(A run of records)
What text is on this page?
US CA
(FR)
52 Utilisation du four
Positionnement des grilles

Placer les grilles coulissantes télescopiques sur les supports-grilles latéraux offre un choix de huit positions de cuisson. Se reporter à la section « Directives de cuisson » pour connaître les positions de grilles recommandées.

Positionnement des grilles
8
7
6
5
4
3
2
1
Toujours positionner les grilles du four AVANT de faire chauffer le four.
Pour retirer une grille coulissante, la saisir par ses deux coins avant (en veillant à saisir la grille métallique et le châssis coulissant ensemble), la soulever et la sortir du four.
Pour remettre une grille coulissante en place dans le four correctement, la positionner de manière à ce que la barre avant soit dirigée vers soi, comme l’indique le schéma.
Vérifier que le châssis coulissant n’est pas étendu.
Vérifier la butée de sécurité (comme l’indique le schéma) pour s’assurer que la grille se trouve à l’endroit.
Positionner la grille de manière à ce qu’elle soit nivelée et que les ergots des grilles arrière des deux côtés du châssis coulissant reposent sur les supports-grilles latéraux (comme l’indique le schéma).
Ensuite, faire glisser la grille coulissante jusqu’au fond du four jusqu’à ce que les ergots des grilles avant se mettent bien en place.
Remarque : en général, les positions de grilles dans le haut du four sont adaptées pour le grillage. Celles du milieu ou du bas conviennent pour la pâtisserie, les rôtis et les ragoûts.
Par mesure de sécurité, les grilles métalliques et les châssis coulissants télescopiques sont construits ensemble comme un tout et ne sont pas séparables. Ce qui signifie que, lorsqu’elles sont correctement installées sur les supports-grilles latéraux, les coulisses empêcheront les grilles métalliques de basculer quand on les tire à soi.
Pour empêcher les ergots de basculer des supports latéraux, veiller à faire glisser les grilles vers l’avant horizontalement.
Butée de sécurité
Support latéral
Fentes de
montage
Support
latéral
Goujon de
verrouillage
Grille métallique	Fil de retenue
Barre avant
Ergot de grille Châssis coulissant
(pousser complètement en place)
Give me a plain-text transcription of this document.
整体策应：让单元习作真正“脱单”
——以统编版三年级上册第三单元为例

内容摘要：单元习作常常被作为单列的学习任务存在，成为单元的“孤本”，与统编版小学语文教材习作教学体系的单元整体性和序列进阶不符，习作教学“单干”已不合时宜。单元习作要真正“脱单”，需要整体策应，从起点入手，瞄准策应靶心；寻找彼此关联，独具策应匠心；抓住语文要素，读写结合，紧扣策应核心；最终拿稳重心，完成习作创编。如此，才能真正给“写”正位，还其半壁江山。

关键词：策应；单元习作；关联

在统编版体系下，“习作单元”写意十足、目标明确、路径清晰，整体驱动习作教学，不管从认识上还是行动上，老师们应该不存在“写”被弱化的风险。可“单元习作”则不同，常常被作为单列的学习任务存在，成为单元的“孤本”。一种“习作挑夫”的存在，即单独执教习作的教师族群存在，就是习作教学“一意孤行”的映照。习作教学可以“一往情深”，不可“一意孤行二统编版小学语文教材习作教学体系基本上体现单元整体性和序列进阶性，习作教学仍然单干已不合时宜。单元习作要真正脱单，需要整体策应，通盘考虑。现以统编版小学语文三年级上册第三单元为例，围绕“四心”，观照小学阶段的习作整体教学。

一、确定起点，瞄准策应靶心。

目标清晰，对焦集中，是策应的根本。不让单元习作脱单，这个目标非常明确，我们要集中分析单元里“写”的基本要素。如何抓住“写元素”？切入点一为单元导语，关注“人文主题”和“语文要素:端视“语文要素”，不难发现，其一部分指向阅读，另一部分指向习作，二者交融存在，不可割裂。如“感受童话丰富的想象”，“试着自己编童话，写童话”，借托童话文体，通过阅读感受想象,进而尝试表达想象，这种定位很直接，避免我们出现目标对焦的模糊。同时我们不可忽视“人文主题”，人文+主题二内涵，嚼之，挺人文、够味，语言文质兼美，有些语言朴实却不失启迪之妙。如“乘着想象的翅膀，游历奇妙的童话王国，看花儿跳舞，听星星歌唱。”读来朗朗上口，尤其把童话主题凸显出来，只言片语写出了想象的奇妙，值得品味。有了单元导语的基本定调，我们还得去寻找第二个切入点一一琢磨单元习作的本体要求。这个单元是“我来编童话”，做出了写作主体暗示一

* [The request] Please list every line of the records that contains "glisser".

* [Reply to the task]
Ensuite, faire glisser la grille coulissante jusqu’au fond du four jusqu’à ce que les ergots des grilles avant se mettent bien en place.
Pour empêcher les ergots de basculer des supports latéraux, veiller à faire glisser les grilles vers l’avant horizontalement.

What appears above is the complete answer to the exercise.